_Given task_
Check each line of the records below and collect those holding "document".

Stored items:
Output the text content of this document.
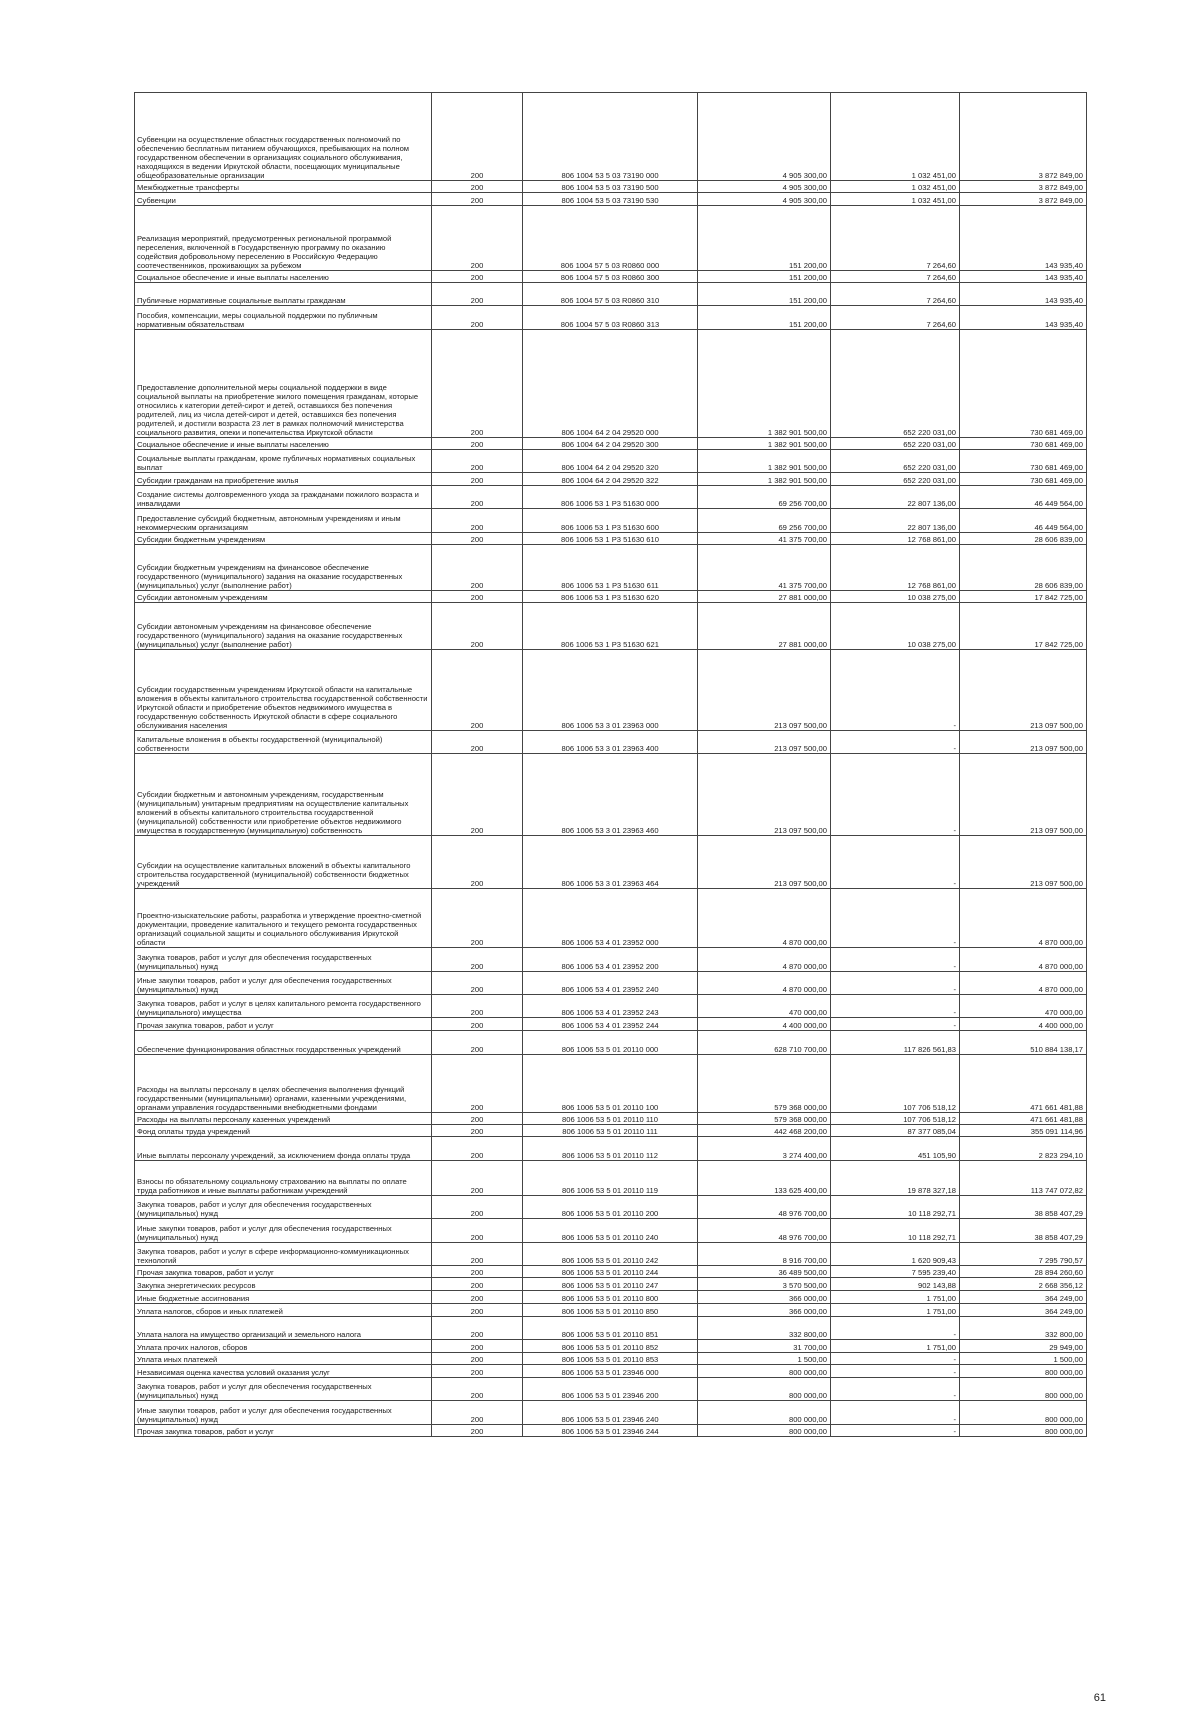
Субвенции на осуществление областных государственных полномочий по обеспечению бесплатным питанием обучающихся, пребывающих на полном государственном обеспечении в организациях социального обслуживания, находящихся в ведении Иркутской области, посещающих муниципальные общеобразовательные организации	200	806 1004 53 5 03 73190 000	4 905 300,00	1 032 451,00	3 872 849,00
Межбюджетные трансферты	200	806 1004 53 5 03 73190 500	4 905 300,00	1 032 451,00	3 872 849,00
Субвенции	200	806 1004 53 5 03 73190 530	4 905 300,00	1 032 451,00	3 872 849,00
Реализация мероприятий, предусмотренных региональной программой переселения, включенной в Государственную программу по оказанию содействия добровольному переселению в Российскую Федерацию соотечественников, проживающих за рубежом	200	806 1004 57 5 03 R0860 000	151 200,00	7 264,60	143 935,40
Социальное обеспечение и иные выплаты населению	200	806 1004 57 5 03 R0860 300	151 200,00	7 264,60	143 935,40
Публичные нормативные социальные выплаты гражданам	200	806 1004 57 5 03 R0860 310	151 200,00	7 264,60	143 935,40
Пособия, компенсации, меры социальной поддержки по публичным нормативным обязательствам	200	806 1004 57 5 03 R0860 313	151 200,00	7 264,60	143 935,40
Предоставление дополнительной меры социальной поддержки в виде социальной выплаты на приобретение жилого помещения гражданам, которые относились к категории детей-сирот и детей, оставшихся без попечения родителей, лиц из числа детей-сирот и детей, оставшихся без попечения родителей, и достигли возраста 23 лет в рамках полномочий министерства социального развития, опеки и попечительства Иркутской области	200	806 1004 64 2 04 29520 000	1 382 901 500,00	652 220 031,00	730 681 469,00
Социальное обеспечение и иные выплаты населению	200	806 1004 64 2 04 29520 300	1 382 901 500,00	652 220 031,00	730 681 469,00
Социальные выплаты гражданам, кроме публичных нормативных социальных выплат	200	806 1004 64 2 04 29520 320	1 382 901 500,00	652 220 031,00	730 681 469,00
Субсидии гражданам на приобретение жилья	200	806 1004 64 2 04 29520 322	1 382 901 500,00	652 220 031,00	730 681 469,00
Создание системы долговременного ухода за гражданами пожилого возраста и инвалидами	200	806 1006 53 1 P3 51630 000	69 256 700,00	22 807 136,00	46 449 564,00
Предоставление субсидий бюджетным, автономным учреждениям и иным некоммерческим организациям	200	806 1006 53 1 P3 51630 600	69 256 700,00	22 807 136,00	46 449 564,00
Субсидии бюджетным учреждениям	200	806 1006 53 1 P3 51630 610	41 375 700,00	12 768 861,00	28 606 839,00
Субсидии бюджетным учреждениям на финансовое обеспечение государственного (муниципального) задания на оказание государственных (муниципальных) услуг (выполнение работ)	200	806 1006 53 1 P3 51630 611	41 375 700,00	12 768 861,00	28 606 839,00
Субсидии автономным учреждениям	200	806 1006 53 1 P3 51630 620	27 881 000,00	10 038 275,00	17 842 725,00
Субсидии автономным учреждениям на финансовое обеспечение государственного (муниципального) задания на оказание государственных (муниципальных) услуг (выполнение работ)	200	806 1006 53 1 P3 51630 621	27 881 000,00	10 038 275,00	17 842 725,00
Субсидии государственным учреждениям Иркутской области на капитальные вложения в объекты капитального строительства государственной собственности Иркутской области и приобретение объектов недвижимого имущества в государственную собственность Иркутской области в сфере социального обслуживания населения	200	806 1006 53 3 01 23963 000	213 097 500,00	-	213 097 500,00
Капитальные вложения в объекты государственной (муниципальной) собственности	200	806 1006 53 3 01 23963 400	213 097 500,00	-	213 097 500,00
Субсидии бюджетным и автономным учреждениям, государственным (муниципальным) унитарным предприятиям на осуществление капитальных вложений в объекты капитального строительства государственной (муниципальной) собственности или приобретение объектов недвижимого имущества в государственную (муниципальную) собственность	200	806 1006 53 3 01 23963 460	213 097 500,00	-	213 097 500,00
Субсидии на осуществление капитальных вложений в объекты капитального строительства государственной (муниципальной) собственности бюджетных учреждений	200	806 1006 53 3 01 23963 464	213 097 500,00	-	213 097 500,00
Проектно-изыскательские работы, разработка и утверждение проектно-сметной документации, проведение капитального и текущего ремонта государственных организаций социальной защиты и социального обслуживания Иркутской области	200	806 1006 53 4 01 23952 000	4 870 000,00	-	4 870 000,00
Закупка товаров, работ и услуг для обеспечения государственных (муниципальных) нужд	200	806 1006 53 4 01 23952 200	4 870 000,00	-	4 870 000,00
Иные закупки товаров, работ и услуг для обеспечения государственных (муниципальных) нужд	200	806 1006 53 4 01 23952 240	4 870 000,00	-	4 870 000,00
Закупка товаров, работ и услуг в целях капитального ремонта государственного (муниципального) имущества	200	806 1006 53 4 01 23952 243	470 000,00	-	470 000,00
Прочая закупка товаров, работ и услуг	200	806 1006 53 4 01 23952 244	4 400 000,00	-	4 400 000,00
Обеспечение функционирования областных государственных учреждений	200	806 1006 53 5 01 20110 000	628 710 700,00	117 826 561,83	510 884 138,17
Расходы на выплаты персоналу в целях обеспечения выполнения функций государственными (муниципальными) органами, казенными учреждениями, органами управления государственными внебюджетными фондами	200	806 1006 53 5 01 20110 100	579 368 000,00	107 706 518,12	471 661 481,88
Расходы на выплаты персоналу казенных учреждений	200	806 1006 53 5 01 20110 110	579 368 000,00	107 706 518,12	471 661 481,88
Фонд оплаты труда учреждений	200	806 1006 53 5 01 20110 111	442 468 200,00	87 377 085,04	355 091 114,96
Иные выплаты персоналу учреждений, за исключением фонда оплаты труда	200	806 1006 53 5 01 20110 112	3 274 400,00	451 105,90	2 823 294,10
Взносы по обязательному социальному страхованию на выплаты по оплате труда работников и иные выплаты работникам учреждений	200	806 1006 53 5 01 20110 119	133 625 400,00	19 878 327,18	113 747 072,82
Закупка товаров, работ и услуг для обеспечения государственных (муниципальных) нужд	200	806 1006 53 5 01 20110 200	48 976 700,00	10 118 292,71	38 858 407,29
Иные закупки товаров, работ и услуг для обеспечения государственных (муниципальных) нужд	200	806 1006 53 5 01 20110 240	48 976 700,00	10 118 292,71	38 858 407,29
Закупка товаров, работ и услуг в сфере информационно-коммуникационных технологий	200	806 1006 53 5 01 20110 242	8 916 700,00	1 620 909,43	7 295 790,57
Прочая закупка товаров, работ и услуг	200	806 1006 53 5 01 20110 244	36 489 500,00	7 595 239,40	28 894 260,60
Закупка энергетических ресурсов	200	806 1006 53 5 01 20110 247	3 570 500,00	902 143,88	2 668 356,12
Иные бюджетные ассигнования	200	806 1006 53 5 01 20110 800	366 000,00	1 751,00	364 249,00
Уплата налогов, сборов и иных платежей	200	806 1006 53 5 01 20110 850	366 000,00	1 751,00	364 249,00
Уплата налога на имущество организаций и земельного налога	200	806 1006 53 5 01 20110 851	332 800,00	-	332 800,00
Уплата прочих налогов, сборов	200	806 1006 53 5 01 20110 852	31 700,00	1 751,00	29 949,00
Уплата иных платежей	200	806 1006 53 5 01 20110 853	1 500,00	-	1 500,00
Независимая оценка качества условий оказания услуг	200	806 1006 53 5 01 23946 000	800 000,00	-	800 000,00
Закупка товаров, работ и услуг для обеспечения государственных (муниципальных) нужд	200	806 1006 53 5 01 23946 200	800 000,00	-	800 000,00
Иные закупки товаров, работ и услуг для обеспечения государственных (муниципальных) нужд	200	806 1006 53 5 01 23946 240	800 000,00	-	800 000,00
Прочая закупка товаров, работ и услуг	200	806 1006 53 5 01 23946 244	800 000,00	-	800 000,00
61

* * *

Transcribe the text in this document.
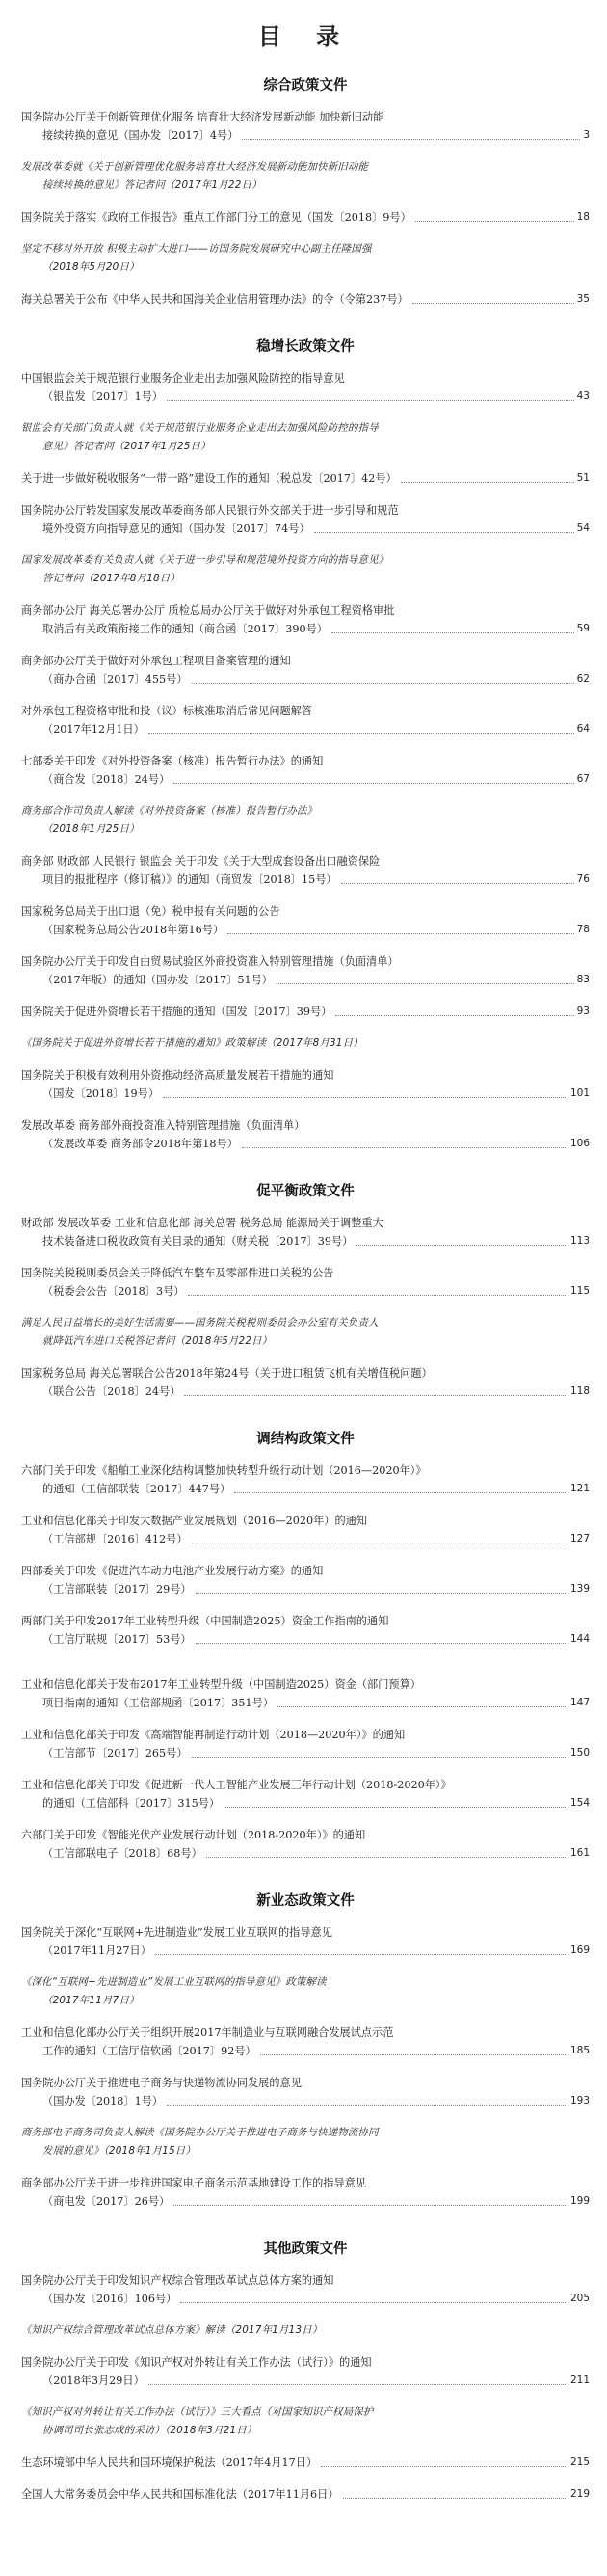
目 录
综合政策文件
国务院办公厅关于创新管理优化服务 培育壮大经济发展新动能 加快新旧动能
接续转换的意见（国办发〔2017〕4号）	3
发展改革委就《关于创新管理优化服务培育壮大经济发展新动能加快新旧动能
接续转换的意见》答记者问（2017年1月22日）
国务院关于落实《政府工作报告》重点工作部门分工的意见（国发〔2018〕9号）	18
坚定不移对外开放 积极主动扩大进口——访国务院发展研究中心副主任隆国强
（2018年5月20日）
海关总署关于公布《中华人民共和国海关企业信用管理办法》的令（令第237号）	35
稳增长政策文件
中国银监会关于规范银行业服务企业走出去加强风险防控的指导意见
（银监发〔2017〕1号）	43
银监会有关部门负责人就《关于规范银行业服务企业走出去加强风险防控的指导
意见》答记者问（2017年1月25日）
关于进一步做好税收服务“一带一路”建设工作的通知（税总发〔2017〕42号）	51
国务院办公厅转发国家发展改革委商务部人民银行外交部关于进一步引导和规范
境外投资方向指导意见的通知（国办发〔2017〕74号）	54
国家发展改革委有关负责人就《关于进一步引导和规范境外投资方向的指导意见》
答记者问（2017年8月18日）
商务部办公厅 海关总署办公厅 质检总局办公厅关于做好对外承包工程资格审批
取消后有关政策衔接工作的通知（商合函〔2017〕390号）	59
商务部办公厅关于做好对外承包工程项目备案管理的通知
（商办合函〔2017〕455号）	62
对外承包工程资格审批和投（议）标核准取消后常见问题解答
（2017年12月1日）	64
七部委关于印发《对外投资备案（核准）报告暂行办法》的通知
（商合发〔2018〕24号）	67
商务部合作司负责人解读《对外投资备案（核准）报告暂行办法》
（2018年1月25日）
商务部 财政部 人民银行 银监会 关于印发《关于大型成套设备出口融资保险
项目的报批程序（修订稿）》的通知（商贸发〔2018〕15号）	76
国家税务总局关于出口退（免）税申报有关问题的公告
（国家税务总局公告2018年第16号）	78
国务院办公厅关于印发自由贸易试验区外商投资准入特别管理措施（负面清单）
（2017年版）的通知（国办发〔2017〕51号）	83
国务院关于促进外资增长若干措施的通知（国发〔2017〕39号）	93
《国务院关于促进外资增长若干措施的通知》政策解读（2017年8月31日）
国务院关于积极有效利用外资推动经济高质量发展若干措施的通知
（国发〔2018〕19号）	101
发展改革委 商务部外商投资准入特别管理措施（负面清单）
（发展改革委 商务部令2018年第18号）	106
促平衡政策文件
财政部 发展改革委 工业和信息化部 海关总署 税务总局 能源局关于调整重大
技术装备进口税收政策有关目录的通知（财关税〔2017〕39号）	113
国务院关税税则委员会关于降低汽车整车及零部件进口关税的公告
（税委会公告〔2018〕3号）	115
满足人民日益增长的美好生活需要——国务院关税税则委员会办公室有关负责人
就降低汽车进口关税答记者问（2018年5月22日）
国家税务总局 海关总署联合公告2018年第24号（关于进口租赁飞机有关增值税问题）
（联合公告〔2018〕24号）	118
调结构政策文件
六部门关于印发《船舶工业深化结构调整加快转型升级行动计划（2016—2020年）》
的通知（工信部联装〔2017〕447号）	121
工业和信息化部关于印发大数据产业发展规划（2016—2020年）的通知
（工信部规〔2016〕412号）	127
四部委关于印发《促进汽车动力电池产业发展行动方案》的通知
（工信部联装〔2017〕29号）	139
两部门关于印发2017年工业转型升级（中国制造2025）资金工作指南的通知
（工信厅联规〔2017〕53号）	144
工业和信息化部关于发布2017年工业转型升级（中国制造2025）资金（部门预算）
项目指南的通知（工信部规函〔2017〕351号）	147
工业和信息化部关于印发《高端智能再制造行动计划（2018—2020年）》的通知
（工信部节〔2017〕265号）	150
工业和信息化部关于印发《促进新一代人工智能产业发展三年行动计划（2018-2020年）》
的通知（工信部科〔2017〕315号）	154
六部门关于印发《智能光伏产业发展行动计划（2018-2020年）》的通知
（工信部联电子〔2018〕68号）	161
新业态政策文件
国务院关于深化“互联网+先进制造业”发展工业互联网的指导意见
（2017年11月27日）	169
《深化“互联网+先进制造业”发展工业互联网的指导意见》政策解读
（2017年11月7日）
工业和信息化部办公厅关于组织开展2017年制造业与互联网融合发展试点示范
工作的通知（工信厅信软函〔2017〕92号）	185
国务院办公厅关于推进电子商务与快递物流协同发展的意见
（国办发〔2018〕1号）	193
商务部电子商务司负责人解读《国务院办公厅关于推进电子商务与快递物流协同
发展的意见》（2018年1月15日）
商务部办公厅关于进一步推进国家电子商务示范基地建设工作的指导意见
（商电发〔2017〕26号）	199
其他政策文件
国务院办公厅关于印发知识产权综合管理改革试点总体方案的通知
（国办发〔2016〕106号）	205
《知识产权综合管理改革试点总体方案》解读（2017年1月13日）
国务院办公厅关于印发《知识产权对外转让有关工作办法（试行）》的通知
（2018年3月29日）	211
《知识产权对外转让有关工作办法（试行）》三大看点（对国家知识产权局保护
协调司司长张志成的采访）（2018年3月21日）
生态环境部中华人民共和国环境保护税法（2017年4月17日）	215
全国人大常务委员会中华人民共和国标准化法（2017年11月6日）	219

==

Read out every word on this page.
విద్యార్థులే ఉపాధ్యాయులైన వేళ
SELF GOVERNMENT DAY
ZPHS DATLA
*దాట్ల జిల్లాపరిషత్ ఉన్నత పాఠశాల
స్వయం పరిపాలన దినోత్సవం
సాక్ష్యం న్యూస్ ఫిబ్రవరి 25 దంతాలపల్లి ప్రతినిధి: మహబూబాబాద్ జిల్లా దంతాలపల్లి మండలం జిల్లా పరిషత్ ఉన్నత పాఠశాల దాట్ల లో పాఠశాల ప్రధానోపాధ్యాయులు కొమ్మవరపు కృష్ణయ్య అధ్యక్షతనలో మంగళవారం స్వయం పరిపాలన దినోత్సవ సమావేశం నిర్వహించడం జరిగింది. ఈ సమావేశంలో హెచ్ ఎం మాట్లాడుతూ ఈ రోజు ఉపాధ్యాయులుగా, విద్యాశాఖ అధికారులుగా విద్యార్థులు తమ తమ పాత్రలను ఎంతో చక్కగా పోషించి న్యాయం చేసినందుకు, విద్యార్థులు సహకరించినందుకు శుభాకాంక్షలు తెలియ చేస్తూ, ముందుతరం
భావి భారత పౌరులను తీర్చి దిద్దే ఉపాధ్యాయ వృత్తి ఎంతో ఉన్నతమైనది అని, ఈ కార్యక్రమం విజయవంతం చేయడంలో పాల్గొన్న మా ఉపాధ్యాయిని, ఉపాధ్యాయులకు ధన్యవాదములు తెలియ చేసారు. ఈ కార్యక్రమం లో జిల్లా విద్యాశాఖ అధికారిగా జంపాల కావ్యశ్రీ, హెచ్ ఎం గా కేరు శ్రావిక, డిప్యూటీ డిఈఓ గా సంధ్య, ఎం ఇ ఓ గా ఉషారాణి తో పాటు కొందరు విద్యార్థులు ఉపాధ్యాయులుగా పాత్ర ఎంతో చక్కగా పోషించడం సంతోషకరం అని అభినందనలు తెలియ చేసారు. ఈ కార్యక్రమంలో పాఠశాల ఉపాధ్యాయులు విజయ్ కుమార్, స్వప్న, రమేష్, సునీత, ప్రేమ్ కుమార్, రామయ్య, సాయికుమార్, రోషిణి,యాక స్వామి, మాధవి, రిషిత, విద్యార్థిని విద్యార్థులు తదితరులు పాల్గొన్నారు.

_Final result_
Output the text content of this document.
Transcribe the text in this document.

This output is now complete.